WORK TO DO - Extract the final stretch of the data: the line that contains "Convert this chart" and every line after it, unaltered, and no other lines.
*** DATA TO USE ***
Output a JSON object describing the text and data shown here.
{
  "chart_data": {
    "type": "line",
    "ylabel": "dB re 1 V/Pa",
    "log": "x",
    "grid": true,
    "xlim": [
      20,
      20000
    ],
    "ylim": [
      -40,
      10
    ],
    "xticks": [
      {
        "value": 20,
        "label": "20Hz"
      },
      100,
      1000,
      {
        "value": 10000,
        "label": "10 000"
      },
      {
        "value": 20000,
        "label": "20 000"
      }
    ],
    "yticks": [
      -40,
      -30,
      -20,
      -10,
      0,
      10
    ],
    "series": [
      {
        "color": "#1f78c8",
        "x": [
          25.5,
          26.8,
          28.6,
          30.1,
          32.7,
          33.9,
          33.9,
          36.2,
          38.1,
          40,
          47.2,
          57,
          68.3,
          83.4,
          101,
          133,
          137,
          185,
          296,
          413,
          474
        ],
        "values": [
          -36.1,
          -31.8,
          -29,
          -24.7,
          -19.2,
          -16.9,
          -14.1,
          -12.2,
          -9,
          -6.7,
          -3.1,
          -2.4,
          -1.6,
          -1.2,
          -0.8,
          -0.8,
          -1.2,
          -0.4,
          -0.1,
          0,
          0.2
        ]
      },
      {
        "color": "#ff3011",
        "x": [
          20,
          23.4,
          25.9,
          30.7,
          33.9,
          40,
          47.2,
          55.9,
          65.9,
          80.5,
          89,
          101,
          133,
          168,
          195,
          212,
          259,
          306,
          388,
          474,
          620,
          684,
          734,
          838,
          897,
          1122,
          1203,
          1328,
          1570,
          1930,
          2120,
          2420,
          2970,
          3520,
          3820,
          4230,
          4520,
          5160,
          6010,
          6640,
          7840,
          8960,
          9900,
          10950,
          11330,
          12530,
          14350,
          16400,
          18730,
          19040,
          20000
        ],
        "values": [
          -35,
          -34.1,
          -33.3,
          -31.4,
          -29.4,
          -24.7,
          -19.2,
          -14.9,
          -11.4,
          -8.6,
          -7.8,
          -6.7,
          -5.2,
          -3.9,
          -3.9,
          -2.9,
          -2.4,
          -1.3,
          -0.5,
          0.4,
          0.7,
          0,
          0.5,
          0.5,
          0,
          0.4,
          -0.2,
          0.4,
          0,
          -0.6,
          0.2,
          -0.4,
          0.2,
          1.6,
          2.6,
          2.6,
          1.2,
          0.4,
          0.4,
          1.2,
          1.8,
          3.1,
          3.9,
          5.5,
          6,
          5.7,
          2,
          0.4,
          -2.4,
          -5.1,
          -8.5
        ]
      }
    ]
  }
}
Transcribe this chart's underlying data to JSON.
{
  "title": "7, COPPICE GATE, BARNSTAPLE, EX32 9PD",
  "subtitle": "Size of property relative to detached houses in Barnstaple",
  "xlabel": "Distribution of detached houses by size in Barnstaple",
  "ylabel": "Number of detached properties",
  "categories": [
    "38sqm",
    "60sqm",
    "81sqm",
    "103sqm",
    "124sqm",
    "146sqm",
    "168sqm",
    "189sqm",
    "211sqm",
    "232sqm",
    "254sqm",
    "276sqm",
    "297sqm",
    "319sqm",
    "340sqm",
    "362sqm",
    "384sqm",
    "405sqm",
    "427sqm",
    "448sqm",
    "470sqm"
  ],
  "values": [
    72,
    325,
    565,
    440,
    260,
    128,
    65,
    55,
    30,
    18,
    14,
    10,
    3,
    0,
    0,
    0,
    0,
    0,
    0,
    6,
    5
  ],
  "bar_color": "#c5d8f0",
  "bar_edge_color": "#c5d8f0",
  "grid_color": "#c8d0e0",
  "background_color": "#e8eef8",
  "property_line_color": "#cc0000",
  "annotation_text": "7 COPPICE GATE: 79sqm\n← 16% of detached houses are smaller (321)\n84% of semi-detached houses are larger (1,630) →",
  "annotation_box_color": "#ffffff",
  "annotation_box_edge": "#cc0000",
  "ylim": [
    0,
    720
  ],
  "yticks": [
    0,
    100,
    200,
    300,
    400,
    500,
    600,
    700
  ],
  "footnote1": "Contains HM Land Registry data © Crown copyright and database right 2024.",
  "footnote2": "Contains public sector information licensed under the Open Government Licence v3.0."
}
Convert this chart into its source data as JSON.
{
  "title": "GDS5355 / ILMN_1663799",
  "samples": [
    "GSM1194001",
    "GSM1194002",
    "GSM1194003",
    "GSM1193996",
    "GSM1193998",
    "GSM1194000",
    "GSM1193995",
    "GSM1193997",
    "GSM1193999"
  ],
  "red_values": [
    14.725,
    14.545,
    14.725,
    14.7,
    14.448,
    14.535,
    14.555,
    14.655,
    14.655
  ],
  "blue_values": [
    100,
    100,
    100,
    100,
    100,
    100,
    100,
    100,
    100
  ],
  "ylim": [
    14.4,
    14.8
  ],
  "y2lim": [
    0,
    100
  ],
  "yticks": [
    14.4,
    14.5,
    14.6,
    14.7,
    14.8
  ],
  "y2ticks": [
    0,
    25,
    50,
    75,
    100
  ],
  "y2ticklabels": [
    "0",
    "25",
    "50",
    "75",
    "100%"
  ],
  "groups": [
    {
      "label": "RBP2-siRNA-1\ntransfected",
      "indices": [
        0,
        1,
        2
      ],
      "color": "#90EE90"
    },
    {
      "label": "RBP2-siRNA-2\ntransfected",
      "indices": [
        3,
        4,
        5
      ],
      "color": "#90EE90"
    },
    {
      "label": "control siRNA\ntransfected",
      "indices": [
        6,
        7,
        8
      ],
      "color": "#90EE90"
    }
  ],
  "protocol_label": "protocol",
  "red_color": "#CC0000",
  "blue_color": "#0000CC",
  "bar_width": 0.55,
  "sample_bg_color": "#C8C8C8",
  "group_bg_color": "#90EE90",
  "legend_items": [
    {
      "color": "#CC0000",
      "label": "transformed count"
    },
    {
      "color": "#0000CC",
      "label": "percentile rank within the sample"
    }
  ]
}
***
RESPONSE BELOW -
Convert this chart into its source data as JSON.
{
  "title": "GDS5355 / ILMN_1663799",
  "samples": [
    "GSM1194001",
    "GSM1194002",
    "GSM1194003",
    "GSM1193996",
    "GSM1193998",
    "GSM1194000",
    "GSM1193995",
    "GSM1193997",
    "GSM1193999"
  ],
  "red_values": [
    14.725,
    14.545,
    14.725,
    14.7,
    14.448,
    14.535,
    14.555,
    14.655,
    14.655
  ],
  "blue_values": [
    100,
    100,
    100,
    100,
    100,
    100,
    100,
    100,
    100
  ],
  "ylim": [
    14.4,
    14.8
  ],
  "y2lim": [
    0,
    100
  ],
  "yticks": [
    14.4,
    14.5,
    14.6,
    14.7,
    14.8
  ],
  "y2ticks": [
    0,
    25,
    50,
    75,
    100
  ],
  "y2ticklabels": [
    "0",
    "25",
    "50",
    "75",
    "100%"
  ],
  "groups": [
    {
      "label": "RBP2-siRNA-1\ntransfected",
      "indices": [
        0,
        1,
        2
      ],
      "color": "#90EE90"
    },
    {
      "label": "RBP2-siRNA-2\ntransfected",
      "indices": [
        3,
        4,
        5
      ],
      "color": "#90EE90"
    },
    {
      "label": "control siRNA\ntransfected",
      "indices": [
        6,
        7,
        8
      ],
      "color": "#90EE90"
    }
  ],
  "protocol_label": "protocol",
  "red_color": "#CC0000",
  "blue_color": "#0000CC",
  "bar_width": 0.55,
  "sample_bg_color": "#C8C8C8",
  "group_bg_color": "#90EE90",
  "legend_items": [
    {
      "color": "#CC0000",
      "label": "transformed count"
    },
    {
      "color": "#0000CC",
      "label": "percentile rank within the sample"
    }
  ]
}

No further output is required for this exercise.